┏━━

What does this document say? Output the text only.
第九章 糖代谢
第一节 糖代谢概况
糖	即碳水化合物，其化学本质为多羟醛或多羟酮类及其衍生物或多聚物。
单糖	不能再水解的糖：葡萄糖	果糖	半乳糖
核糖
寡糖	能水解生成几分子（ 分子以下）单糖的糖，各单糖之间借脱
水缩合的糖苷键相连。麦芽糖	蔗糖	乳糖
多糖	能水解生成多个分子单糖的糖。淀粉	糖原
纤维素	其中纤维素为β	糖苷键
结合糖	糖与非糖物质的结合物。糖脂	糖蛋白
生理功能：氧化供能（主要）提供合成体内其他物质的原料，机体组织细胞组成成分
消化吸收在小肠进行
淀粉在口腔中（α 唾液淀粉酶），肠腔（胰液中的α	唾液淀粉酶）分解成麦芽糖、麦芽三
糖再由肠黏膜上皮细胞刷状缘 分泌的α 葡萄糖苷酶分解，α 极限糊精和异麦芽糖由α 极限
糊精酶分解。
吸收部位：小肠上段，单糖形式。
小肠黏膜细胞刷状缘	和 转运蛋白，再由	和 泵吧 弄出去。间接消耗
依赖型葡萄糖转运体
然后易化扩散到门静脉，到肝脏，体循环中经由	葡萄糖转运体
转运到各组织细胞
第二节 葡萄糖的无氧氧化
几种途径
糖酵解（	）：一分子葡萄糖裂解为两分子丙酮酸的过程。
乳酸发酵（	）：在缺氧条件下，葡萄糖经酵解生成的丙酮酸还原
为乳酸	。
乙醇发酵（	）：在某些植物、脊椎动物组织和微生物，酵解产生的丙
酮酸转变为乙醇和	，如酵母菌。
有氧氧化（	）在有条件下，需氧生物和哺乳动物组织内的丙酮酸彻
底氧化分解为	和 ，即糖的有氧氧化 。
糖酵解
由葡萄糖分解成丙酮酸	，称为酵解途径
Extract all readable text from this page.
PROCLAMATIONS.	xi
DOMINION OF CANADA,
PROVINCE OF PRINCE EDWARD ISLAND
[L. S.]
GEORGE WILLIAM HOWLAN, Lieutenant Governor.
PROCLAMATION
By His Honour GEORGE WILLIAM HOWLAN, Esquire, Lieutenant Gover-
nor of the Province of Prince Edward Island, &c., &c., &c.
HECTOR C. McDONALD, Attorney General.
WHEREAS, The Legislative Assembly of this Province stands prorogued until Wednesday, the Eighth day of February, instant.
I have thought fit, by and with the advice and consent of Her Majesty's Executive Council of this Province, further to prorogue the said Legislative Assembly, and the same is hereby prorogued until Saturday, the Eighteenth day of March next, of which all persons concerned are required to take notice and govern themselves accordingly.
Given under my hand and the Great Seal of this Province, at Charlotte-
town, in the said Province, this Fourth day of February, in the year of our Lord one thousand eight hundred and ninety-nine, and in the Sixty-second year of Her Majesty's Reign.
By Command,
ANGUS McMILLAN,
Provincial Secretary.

┗━━

* [THE REQUEST] From the line holding "Extract all readable text from this page." to the last line of the records, quote each line exactly and add nothing.

* [FINAL RESULT]
Extract all readable text from this page.
PROCLAMATIONS.	xi
DOMINION OF CANADA,
PROVINCE OF PRINCE EDWARD ISLAND
[L. S.]
GEORGE WILLIAM HOWLAN, Lieutenant Governor.
PROCLAMATION
By His Honour GEORGE WILLIAM HOWLAN, Esquire, Lieutenant Gover-
nor of the Province of Prince Edward Island, &c., &c., &c.
HECTOR C. McDONALD, Attorney General.
WHEREAS, The Legislative Assembly of this Province stands prorogued until Wednesday, the Eighth day of February, instant.
I have thought fit, by and with the advice and consent of Her Majesty's Executive Council of this Province, further to prorogue the said Legislative Assembly, and the same is hereby prorogued until Saturday, the Eighteenth day of March next, of which all persons concerned are required to take notice and govern themselves accordingly.
Given under my hand and the Great Seal of this Province, at Charlotte-
town, in the said Province, this Fourth day of February, in the year of our Lord one thousand eight hundred and ninety-nine, and in the Sixty-second year of Her Majesty's Reign.
By Command,
ANGUS McMILLAN,
Provincial Secretary.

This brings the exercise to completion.